▶ **GIVEN PROBLEM**
Images excluded, repeat each entry below exactly.
:: LISTED RECORDS
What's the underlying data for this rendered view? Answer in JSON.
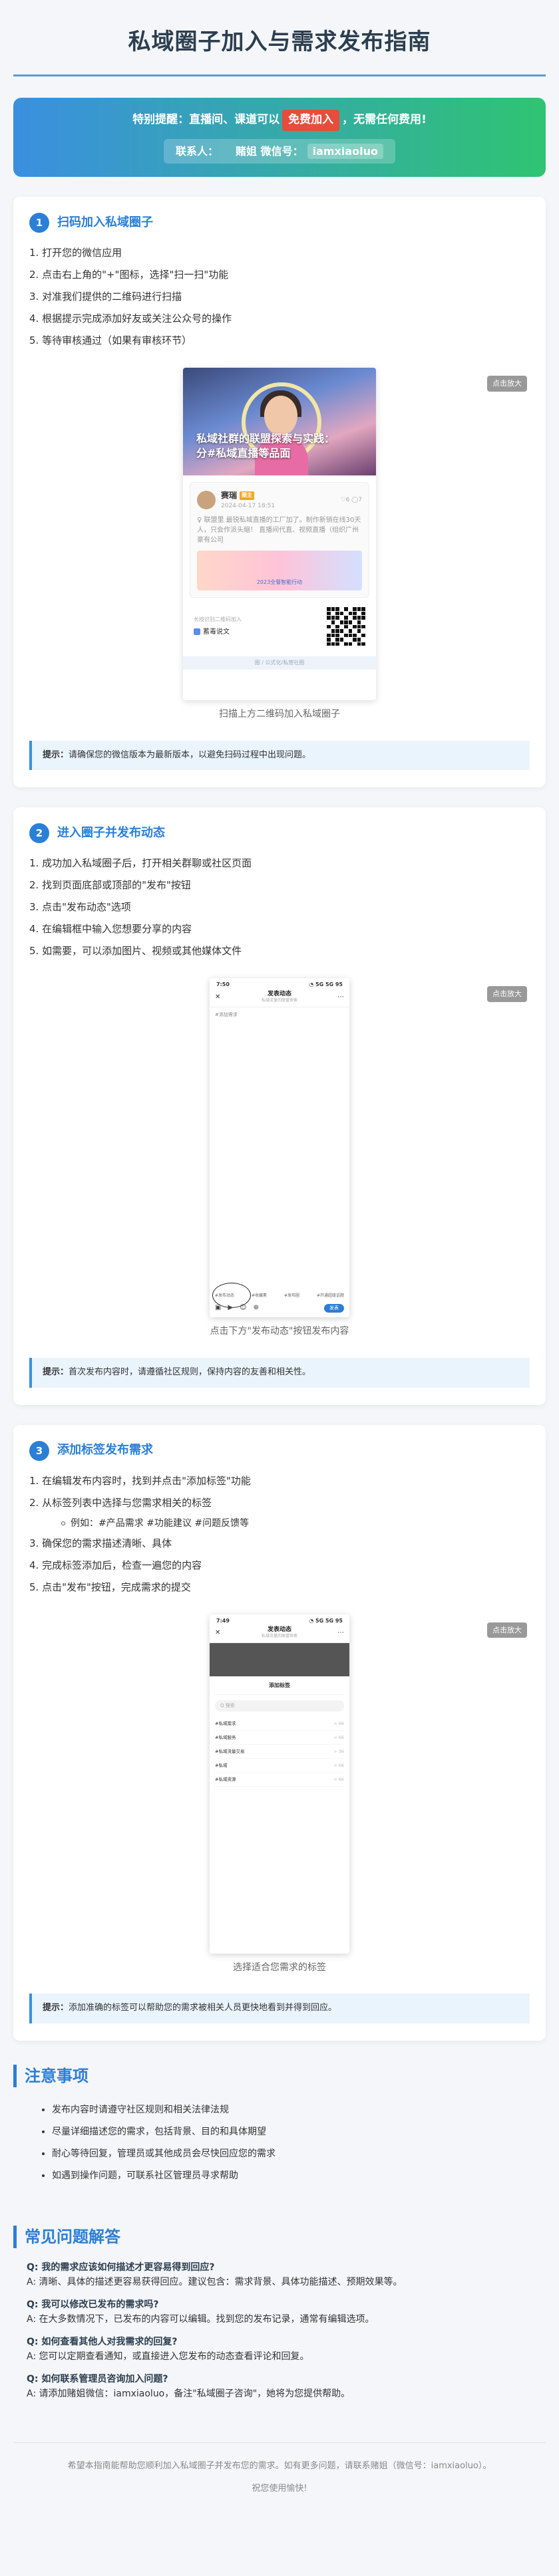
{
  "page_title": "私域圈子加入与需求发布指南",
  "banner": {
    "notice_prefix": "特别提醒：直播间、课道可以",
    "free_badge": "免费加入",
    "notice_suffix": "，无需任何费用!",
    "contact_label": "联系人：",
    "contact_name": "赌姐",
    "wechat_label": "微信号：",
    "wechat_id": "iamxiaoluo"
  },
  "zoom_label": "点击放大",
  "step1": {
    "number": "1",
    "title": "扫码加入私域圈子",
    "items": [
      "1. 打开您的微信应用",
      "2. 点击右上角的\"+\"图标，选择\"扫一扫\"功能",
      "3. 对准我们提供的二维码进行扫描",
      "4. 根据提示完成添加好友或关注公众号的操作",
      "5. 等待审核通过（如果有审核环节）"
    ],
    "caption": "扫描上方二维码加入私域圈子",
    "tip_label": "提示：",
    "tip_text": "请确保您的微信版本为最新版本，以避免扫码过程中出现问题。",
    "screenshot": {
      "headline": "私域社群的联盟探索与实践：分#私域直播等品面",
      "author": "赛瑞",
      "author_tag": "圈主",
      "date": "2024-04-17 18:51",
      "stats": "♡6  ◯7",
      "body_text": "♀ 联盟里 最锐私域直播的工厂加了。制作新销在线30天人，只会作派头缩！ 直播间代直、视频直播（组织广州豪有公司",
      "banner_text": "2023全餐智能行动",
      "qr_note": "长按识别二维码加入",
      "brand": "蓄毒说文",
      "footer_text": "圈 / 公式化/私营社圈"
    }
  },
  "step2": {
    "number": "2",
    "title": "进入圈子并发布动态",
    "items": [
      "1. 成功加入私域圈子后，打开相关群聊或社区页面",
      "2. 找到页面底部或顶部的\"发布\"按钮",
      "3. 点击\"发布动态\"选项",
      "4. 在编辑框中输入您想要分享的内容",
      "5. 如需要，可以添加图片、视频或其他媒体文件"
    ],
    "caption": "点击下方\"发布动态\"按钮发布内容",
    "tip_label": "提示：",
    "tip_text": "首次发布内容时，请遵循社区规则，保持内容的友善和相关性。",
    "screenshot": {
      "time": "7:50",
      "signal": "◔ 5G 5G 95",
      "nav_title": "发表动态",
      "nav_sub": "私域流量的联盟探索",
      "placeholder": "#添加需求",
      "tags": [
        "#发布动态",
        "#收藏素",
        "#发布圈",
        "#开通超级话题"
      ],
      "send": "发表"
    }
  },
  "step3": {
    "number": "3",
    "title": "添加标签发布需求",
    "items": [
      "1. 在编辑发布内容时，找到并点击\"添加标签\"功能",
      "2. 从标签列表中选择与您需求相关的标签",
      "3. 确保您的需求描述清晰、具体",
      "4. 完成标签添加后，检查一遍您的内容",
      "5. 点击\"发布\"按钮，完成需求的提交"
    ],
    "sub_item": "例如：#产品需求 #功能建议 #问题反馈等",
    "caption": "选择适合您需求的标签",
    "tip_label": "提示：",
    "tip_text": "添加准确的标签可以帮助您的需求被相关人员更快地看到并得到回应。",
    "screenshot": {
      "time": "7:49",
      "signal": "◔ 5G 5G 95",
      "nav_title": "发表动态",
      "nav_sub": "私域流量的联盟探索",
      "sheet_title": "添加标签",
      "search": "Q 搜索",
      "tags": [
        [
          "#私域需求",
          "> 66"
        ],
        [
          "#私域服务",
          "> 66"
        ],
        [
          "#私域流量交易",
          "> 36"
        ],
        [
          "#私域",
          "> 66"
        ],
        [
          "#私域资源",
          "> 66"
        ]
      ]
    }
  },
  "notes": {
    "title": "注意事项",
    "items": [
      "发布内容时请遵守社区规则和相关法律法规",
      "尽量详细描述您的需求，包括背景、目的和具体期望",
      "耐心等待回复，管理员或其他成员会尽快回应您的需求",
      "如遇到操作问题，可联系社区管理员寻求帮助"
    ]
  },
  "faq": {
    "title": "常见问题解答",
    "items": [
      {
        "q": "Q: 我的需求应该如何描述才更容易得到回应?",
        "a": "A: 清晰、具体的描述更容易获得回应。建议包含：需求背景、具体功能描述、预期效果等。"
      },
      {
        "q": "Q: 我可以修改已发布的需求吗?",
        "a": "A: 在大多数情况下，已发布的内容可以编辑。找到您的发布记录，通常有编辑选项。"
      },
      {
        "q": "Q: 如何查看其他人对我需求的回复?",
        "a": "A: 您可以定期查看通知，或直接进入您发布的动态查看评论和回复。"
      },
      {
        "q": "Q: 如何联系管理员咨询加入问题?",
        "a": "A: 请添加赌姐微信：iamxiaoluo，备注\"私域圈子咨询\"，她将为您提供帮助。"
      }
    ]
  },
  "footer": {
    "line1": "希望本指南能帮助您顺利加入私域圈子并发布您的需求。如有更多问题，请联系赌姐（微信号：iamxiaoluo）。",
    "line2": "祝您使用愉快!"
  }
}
::::
▶ **ANSWER FOR THIS EXERCISE**
What's the underlying data for this rendered view? Answer in JSON.
{
  "page_title": "私域圈子加入与需求发布指南",
  "banner": {
    "notice_prefix": "特别提醒：直播间、课道可以",
    "free_badge": "免费加入",
    "notice_suffix": "，无需任何费用!",
    "contact_label": "联系人：",
    "contact_name": "赌姐",
    "wechat_label": "微信号：",
    "wechat_id": "iamxiaoluo"
  },
  "zoom_label": "点击放大",
  "step1": {
    "number": "1",
    "title": "扫码加入私域圈子",
    "items": [
      "1. 打开您的微信应用",
      "2. 点击右上角的\"+\"图标，选择\"扫一扫\"功能",
      "3. 对准我们提供的二维码进行扫描",
      "4. 根据提示完成添加好友或关注公众号的操作",
      "5. 等待审核通过（如果有审核环节）"
    ],
    "caption": "扫描上方二维码加入私域圈子",
    "tip_label": "提示：",
    "tip_text": "请确保您的微信版本为最新版本，以避免扫码过程中出现问题。",
    "screenshot": {
      "headline": "私域社群的联盟探索与实践：分#私域直播等品面",
      "author": "赛瑞",
      "author_tag": "圈主",
      "date": "2024-04-17 18:51",
      "stats": "♡6  ◯7",
      "body_text": "♀ 联盟里 最锐私域直播的工厂加了。制作新销在线30天人，只会作派头缩！ 直播间代直、视频直播（组织广州豪有公司",
      "banner_text": "2023全餐智能行动",
      "qr_note": "长按识别二维码加入",
      "brand": "蓄毒说文",
      "footer_text": "圈 / 公式化/私营社圈"
    }
  },
  "step2": {
    "number": "2",
    "title": "进入圈子并发布动态",
    "items": [
      "1. 成功加入私域圈子后，打开相关群聊或社区页面",
      "2. 找到页面底部或顶部的\"发布\"按钮",
      "3. 点击\"发布动态\"选项",
      "4. 在编辑框中输入您想要分享的内容",
      "5. 如需要，可以添加图片、视频或其他媒体文件"
    ],
    "caption": "点击下方\"发布动态\"按钮发布内容",
    "tip_label": "提示：",
    "tip_text": "首次发布内容时，请遵循社区规则，保持内容的友善和相关性。",
    "screenshot": {
      "time": "7:50",
      "signal": "◔ 5G 5G 95",
      "nav_title": "发表动态",
      "nav_sub": "私域流量的联盟探索",
      "placeholder": "#添加需求",
      "tags": [
        "#发布动态",
        "#收藏素",
        "#发布圈",
        "#开通超级话题"
      ],
      "send": "发表"
    }
  },
  "step3": {
    "number": "3",
    "title": "添加标签发布需求",
    "items": [
      "1. 在编辑发布内容时，找到并点击\"添加标签\"功能",
      "2. 从标签列表中选择与您需求相关的标签",
      "3. 确保您的需求描述清晰、具体",
      "4. 完成标签添加后，检查一遍您的内容",
      "5. 点击\"发布\"按钮，完成需求的提交"
    ],
    "sub_item": "例如：#产品需求 #功能建议 #问题反馈等",
    "caption": "选择适合您需求的标签",
    "tip_label": "提示：",
    "tip_text": "添加准确的标签可以帮助您的需求被相关人员更快地看到并得到回应。",
    "screenshot": {
      "time": "7:49",
      "signal": "◔ 5G 5G 95",
      "nav_title": "发表动态",
      "nav_sub": "私域流量的联盟探索",
      "sheet_title": "添加标签",
      "search": "Q 搜索",
      "tags": [
        [
          "#私域需求",
          "> 66"
        ],
        [
          "#私域服务",
          "> 66"
        ],
        [
          "#私域流量交易",
          "> 36"
        ],
        [
          "#私域",
          "> 66"
        ],
        [
          "#私域资源",
          "> 66"
        ]
      ]
    }
  },
  "notes": {
    "title": "注意事项",
    "items": [
      "发布内容时请遵守社区规则和相关法律法规",
      "尽量详细描述您的需求，包括背景、目的和具体期望",
      "耐心等待回复，管理员或其他成员会尽快回应您的需求",
      "如遇到操作问题，可联系社区管理员寻求帮助"
    ]
  },
  "faq": {
    "title": "常见问题解答",
    "items": [
      {
        "q": "Q: 我的需求应该如何描述才更容易得到回应?",
        "a": "A: 清晰、具体的描述更容易获得回应。建议包含：需求背景、具体功能描述、预期效果等。"
      },
      {
        "q": "Q: 我可以修改已发布的需求吗?",
        "a": "A: 在大多数情况下，已发布的内容可以编辑。找到您的发布记录，通常有编辑选项。"
      },
      {
        "q": "Q: 如何查看其他人对我需求的回复?",
        "a": "A: 您可以定期查看通知，或直接进入您发布的动态查看评论和回复。"
      },
      {
        "q": "Q: 如何联系管理员咨询加入问题?",
        "a": "A: 请添加赌姐微信：iamxiaoluo，备注\"私域圈子咨询\"，她将为您提供帮助。"
      }
    ]
  },
  "footer": {
    "line1": "希望本指南能帮助您顺利加入私域圈子并发布您的需求。如有更多问题，请联系赌姐（微信号：iamxiaoluo）。",
    "line2": "祝您使用愉快!"
  }
}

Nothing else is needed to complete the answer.